### What you should do
Copy each line containing the word "this" from the records that follow, please.

** start of Dataset extract **

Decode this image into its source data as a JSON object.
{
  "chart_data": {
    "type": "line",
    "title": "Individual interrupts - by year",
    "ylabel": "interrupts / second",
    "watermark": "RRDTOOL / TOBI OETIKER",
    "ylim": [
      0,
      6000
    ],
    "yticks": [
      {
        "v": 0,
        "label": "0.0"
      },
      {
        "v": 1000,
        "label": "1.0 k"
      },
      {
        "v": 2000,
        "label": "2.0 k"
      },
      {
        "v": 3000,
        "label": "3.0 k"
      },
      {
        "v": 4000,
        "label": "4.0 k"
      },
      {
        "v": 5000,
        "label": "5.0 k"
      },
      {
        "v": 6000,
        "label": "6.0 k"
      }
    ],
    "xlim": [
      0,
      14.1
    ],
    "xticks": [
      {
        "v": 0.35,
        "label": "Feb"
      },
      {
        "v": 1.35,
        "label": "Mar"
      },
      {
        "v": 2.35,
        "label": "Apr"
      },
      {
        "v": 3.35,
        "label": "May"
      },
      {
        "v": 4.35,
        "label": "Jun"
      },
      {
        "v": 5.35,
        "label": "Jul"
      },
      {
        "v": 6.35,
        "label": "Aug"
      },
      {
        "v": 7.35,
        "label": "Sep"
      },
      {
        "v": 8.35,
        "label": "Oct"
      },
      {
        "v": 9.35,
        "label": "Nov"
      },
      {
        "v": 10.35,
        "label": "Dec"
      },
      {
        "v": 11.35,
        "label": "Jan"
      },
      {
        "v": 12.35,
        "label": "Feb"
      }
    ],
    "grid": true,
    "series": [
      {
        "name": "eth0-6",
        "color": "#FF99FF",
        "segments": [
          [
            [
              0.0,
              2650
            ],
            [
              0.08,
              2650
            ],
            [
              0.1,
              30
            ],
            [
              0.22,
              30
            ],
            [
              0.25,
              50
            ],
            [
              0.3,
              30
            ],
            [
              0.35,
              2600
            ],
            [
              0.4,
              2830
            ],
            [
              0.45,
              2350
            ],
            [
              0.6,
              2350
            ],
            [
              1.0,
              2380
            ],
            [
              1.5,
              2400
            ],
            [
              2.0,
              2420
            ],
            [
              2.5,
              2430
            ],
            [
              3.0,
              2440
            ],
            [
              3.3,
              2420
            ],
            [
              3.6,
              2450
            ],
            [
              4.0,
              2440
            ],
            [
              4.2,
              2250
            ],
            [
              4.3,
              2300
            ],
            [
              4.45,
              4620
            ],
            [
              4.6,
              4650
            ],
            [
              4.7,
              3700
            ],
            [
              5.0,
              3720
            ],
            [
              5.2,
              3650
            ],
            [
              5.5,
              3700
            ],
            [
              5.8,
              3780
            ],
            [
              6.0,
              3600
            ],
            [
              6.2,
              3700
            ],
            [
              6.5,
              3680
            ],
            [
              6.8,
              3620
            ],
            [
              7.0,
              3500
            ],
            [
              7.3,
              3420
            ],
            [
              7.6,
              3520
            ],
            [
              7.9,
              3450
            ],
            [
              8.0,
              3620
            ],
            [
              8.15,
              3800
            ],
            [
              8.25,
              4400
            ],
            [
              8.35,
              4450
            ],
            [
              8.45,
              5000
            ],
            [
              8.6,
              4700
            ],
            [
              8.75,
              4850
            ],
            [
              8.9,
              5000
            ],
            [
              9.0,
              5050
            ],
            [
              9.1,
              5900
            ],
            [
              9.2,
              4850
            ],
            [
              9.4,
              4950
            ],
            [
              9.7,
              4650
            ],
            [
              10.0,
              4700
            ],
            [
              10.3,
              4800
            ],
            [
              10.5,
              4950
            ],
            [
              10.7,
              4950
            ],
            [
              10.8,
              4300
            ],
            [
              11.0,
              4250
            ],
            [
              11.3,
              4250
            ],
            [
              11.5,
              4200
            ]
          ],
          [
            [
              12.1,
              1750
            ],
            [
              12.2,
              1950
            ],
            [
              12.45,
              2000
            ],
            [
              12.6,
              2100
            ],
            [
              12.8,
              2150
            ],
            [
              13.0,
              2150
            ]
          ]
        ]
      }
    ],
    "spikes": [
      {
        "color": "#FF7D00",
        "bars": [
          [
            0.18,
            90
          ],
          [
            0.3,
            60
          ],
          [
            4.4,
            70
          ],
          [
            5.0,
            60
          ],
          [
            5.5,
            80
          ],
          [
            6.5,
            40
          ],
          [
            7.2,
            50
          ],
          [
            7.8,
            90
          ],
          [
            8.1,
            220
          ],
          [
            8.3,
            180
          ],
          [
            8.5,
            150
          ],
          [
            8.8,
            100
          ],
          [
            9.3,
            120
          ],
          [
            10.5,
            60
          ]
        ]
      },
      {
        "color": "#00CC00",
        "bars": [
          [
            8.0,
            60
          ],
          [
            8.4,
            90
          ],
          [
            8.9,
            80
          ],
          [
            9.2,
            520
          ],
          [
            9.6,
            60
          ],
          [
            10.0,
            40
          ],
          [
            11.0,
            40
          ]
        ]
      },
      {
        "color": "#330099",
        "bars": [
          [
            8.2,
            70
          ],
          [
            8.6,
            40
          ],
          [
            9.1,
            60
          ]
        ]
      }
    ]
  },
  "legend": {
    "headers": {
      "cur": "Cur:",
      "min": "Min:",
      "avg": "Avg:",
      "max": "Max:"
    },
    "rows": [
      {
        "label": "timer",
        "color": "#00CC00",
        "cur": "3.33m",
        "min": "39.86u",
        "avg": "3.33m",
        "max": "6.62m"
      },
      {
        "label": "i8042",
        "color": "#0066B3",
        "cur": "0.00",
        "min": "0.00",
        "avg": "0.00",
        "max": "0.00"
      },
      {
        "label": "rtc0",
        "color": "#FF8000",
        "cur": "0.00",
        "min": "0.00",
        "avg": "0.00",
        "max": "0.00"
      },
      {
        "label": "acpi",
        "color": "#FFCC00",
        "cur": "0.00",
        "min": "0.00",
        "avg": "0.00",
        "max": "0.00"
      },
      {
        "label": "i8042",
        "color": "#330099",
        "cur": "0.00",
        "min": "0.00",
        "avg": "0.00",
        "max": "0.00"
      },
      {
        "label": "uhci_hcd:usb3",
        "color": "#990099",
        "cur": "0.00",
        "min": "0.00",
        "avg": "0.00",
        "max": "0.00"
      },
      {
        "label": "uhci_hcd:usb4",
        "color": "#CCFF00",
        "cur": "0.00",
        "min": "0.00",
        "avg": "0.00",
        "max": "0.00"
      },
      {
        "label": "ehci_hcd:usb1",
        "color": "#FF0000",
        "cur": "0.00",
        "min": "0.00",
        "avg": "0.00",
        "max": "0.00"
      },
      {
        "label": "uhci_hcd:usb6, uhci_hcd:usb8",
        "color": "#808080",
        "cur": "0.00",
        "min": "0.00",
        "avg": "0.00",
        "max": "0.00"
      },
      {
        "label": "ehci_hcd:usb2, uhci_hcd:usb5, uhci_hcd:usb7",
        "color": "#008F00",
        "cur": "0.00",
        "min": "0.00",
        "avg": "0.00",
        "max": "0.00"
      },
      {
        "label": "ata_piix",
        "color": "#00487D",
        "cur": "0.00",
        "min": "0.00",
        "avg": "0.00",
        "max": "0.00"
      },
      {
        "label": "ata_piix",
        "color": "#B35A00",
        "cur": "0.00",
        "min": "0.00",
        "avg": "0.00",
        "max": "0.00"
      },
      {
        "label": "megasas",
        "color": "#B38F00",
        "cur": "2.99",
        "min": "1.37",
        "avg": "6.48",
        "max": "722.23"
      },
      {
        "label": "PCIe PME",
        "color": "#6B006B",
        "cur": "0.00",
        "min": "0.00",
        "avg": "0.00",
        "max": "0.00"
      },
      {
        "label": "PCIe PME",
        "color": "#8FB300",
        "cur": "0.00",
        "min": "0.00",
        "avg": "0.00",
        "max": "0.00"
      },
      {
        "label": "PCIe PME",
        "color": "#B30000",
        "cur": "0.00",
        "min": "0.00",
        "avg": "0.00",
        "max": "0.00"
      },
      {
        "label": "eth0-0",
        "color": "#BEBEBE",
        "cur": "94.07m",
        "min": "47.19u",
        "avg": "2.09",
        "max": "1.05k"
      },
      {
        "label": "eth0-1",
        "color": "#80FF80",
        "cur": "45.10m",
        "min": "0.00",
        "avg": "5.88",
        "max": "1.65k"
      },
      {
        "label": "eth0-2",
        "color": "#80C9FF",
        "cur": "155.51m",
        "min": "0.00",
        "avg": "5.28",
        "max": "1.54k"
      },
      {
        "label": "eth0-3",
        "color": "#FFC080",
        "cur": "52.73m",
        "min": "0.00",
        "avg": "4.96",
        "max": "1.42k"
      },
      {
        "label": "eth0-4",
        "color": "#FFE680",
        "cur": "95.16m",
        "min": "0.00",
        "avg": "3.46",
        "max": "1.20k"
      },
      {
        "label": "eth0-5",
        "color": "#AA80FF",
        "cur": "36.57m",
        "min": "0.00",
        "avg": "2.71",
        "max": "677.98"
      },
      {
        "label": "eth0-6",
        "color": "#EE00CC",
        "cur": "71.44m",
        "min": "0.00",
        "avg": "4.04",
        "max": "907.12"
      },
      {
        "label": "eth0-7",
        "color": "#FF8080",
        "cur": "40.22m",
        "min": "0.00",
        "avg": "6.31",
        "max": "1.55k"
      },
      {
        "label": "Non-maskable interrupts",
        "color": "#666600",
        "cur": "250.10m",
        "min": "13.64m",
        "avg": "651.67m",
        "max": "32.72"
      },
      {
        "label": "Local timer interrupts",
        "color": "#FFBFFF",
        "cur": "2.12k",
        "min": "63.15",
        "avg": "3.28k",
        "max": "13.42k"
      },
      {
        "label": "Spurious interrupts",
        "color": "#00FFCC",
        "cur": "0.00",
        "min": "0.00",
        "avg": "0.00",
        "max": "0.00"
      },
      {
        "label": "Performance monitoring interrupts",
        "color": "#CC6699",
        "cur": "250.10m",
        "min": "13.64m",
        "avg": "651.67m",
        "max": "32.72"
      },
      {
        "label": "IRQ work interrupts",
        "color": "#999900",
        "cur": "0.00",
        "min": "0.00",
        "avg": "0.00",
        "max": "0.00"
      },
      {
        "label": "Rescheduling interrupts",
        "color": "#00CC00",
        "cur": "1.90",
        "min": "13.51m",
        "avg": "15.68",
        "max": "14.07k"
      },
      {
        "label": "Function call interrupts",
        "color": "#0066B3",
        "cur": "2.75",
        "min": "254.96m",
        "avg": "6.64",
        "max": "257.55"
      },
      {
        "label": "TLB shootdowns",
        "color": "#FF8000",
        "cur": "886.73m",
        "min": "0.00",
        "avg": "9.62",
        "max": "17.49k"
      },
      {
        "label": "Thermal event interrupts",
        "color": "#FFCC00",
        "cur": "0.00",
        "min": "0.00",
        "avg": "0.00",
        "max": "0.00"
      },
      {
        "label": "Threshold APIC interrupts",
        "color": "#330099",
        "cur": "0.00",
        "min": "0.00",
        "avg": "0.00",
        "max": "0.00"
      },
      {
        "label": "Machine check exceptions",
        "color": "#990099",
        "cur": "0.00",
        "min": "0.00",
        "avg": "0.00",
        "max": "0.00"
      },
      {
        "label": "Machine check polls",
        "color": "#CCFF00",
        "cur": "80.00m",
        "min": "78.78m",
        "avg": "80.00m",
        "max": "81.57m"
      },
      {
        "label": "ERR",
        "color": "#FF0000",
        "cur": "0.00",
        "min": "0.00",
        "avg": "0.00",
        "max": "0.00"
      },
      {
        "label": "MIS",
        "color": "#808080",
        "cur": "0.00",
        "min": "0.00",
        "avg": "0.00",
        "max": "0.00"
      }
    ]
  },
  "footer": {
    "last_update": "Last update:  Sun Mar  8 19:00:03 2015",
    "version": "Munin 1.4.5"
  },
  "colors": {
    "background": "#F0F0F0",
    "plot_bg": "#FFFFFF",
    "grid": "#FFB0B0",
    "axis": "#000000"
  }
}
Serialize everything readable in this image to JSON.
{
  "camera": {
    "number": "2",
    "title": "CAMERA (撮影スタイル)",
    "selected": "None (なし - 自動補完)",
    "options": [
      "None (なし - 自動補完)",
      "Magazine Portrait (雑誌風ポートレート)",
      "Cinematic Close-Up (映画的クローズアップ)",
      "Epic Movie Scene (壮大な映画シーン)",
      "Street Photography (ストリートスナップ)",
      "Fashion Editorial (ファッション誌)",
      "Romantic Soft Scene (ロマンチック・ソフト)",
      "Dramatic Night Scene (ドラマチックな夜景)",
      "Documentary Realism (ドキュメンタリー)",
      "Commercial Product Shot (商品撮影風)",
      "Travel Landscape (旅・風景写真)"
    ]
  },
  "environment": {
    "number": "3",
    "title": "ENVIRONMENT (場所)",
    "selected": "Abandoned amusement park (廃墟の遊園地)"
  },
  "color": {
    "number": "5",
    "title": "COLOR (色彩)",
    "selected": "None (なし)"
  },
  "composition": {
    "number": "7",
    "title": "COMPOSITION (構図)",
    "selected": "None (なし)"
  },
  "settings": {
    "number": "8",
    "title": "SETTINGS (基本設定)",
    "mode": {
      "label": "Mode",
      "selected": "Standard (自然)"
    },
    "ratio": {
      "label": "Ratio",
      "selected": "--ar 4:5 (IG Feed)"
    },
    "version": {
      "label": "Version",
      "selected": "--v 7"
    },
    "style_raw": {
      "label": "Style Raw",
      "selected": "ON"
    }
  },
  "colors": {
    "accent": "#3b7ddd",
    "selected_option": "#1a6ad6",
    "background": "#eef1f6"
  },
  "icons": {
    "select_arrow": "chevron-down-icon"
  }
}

** end of Dataset extract **

### In response
Decode this image into its source data as a JSON object.
Serialize everything readable in this image to JSON.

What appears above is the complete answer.